Will you quote all of the entries, word for word?

Data lines —
===============
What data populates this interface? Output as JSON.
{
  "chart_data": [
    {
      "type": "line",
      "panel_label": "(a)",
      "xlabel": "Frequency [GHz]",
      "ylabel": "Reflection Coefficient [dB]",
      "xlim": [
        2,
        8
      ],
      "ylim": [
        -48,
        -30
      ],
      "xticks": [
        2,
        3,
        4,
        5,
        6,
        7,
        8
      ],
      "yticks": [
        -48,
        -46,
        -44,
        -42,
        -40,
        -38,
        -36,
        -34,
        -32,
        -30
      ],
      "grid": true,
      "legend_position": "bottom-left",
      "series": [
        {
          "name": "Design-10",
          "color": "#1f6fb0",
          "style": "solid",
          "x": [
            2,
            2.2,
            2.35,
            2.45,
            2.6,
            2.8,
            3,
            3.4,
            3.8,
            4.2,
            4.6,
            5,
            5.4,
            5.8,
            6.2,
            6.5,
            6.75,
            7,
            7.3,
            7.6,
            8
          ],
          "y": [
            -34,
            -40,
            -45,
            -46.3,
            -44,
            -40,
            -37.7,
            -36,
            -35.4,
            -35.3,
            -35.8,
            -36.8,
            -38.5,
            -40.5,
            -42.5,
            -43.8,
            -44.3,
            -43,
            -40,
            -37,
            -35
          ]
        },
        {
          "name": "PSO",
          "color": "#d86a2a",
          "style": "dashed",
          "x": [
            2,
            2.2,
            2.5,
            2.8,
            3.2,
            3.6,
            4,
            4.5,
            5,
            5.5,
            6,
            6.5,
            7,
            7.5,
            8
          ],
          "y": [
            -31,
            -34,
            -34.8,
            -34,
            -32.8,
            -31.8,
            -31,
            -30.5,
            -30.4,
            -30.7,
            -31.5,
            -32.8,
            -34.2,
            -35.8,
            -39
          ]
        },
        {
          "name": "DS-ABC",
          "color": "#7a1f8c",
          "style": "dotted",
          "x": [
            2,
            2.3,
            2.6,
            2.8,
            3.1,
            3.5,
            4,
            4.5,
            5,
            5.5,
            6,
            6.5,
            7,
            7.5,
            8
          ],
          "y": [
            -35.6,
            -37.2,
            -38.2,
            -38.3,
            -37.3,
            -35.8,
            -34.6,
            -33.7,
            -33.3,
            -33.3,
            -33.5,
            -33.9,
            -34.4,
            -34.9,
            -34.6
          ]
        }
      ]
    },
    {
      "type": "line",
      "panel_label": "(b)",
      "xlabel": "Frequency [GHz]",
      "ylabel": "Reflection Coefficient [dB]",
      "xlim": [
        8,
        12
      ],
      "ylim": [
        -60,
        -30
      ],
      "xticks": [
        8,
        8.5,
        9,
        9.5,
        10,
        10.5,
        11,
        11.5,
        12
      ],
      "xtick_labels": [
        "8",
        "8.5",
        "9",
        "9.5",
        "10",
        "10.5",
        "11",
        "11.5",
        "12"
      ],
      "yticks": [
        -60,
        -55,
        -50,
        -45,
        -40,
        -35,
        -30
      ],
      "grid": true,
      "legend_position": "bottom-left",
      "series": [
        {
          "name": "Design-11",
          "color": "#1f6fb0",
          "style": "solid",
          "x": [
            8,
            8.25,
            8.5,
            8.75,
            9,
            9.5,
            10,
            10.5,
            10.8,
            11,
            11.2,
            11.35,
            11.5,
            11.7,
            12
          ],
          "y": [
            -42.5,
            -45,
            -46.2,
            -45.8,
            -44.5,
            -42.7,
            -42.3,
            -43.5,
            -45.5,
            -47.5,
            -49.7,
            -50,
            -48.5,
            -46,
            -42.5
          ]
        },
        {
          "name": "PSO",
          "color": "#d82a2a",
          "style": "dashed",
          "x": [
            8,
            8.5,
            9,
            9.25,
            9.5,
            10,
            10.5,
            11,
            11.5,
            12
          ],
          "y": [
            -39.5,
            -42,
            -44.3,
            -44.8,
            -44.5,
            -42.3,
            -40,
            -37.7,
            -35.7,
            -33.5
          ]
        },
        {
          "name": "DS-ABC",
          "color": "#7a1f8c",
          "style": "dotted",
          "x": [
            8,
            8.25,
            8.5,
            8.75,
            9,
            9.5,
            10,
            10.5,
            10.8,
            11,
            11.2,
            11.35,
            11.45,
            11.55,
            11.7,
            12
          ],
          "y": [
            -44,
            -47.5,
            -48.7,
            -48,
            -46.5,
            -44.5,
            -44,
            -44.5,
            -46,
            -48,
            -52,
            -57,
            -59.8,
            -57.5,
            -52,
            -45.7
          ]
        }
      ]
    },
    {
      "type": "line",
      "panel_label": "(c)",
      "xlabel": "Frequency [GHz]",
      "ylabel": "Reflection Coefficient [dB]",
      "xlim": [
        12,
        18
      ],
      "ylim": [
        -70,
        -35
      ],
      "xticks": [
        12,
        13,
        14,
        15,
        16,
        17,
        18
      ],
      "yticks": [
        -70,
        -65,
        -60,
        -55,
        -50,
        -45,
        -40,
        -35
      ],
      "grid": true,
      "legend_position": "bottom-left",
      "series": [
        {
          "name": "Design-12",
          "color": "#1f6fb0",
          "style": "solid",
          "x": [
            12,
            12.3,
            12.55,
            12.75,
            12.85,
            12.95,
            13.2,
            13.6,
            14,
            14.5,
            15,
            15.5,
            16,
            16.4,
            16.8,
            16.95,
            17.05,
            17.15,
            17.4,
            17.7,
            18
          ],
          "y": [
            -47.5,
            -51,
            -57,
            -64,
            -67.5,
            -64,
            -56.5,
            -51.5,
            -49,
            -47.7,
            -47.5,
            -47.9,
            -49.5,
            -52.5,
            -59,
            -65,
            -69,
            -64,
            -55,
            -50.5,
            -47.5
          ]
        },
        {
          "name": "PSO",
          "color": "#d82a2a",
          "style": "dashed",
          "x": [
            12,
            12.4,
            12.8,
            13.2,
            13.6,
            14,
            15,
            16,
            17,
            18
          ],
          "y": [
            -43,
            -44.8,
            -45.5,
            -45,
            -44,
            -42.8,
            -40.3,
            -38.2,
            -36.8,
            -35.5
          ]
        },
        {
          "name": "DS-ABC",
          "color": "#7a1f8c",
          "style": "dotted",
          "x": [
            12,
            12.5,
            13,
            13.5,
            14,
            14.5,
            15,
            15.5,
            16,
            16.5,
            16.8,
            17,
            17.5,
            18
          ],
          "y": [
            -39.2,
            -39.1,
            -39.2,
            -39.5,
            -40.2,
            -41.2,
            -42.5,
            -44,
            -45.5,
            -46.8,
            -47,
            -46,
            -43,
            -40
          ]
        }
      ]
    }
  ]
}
===============
Solution to this task —
What data populates this interface? Output as JSON.
{
  "chart_data": [
    {
      "type": "line",
      "panel_label": "(a)",
      "xlabel": "Frequency [GHz]",
      "ylabel": "Reflection Coefficient [dB]",
      "xlim": [
        2,
        8
      ],
      "ylim": [
        -48,
        -30
      ],
      "xticks": [
        2,
        3,
        4,
        5,
        6,
        7,
        8
      ],
      "yticks": [
        -48,
        -46,
        -44,
        -42,
        -40,
        -38,
        -36,
        -34,
        -32,
        -30
      ],
      "grid": true,
      "legend_position": "bottom-left",
      "series": [
        {
          "name": "Design-10",
          "color": "#1f6fb0",
          "style": "solid",
          "x": [
            2,
            2.2,
            2.35,
            2.45,
            2.6,
            2.8,
            3,
            3.4,
            3.8,
            4.2,
            4.6,
            5,
            5.4,
            5.8,
            6.2,
            6.5,
            6.75,
            7,
            7.3,
            7.6,
            8
          ],
          "y": [
            -34,
            -40,
            -45,
            -46.3,
            -44,
            -40,
            -37.7,
            -36,
            -35.4,
            -35.3,
            -35.8,
            -36.8,
            -38.5,
            -40.5,
            -42.5,
            -43.8,
            -44.3,
            -43,
            -40,
            -37,
            -35
          ]
        },
        {
          "name": "PSO",
          "color": "#d86a2a",
          "style": "dashed",
          "x": [
            2,
            2.2,
            2.5,
            2.8,
            3.2,
            3.6,
            4,
            4.5,
            5,
            5.5,
            6,
            6.5,
            7,
            7.5,
            8
          ],
          "y": [
            -31,
            -34,
            -34.8,
            -34,
            -32.8,
            -31.8,
            -31,
            -30.5,
            -30.4,
            -30.7,
            -31.5,
            -32.8,
            -34.2,
            -35.8,
            -39
          ]
        },
        {
          "name": "DS-ABC",
          "color": "#7a1f8c",
          "style": "dotted",
          "x": [
            2,
            2.3,
            2.6,
            2.8,
            3.1,
            3.5,
            4,
            4.5,
            5,
            5.5,
            6,
            6.5,
            7,
            7.5,
            8
          ],
          "y": [
            -35.6,
            -37.2,
            -38.2,
            -38.3,
            -37.3,
            -35.8,
            -34.6,
            -33.7,
            -33.3,
            -33.3,
            -33.5,
            -33.9,
            -34.4,
            -34.9,
            -34.6
          ]
        }
      ]
    },
    {
      "type": "line",
      "panel_label": "(b)",
      "xlabel": "Frequency [GHz]",
      "ylabel": "Reflection Coefficient [dB]",
      "xlim": [
        8,
        12
      ],
      "ylim": [
        -60,
        -30
      ],
      "xticks": [
        8,
        8.5,
        9,
        9.5,
        10,
        10.5,
        11,
        11.5,
        12
      ],
      "xtick_labels": [
        "8",
        "8.5",
        "9",
        "9.5",
        "10",
        "10.5",
        "11",
        "11.5",
        "12"
      ],
      "yticks": [
        -60,
        -55,
        -50,
        -45,
        -40,
        -35,
        -30
      ],
      "grid": true,
      "legend_position": "bottom-left",
      "series": [
        {
          "name": "Design-11",
          "color": "#1f6fb0",
          "style": "solid",
          "x": [
            8,
            8.25,
            8.5,
            8.75,
            9,
            9.5,
            10,
            10.5,
            10.8,
            11,
            11.2,
            11.35,
            11.5,
            11.7,
            12
          ],
          "y": [
            -42.5,
            -45,
            -46.2,
            -45.8,
            -44.5,
            -42.7,
            -42.3,
            -43.5,
            -45.5,
            -47.5,
            -49.7,
            -50,
            -48.5,
            -46,
            -42.5
          ]
        },
        {
          "name": "PSO",
          "color": "#d82a2a",
          "style": "dashed",
          "x": [
            8,
            8.5,
            9,
            9.25,
            9.5,
            10,
            10.5,
            11,
            11.5,
            12
          ],
          "y": [
            -39.5,
            -42,
            -44.3,
            -44.8,
            -44.5,
            -42.3,
            -40,
            -37.7,
            -35.7,
            -33.5
          ]
        },
        {
          "name": "DS-ABC",
          "color": "#7a1f8c",
          "style": "dotted",
          "x": [
            8,
            8.25,
            8.5,
            8.75,
            9,
            9.5,
            10,
            10.5,
            10.8,
            11,
            11.2,
            11.35,
            11.45,
            11.55,
            11.7,
            12
          ],
          "y": [
            -44,
            -47.5,
            -48.7,
            -48,
            -46.5,
            -44.5,
            -44,
            -44.5,
            -46,
            -48,
            -52,
            -57,
            -59.8,
            -57.5,
            -52,
            -45.7
          ]
        }
      ]
    },
    {
      "type": "line",
      "panel_label": "(c)",
      "xlabel": "Frequency [GHz]",
      "ylabel": "Reflection Coefficient [dB]",
      "xlim": [
        12,
        18
      ],
      "ylim": [
        -70,
        -35
      ],
      "xticks": [
        12,
        13,
        14,
        15,
        16,
        17,
        18
      ],
      "yticks": [
        -70,
        -65,
        -60,
        -55,
        -50,
        -45,
        -40,
        -35
      ],
      "grid": true,
      "legend_position": "bottom-left",
      "series": [
        {
          "name": "Design-12",
          "color": "#1f6fb0",
          "style": "solid",
          "x": [
            12,
            12.3,
            12.55,
            12.75,
            12.85,
            12.95,
            13.2,
            13.6,
            14,
            14.5,
            15,
            15.5,
            16,
            16.4,
            16.8,
            16.95,
            17.05,
            17.15,
            17.4,
            17.7,
            18
          ],
          "y": [
            -47.5,
            -51,
            -57,
            -64,
            -67.5,
            -64,
            -56.5,
            -51.5,
            -49,
            -47.7,
            -47.5,
            -47.9,
            -49.5,
            -52.5,
            -59,
            -65,
            -69,
            -64,
            -55,
            -50.5,
            -47.5
          ]
        },
        {
          "name": "PSO",
          "color": "#d82a2a",
          "style": "dashed",
          "x": [
            12,
            12.4,
            12.8,
            13.2,
            13.6,
            14,
            15,
            16,
            17,
            18
          ],
          "y": [
            -43,
            -44.8,
            -45.5,
            -45,
            -44,
            -42.8,
            -40.3,
            -38.2,
            -36.8,
            -35.5
          ]
        },
        {
          "name": "DS-ABC",
          "color": "#7a1f8c",
          "style": "dotted",
          "x": [
            12,
            12.5,
            13,
            13.5,
            14,
            14.5,
            15,
            15.5,
            16,
            16.5,
            16.8,
            17,
            17.5,
            18
          ],
          "y": [
            -39.2,
            -39.1,
            -39.2,
            -39.5,
            -40.2,
            -41.2,
            -42.5,
            -44,
            -45.5,
            -46.8,
            -47,
            -46,
            -43,
            -40
          ]
        }
      ]
    }
  ]
}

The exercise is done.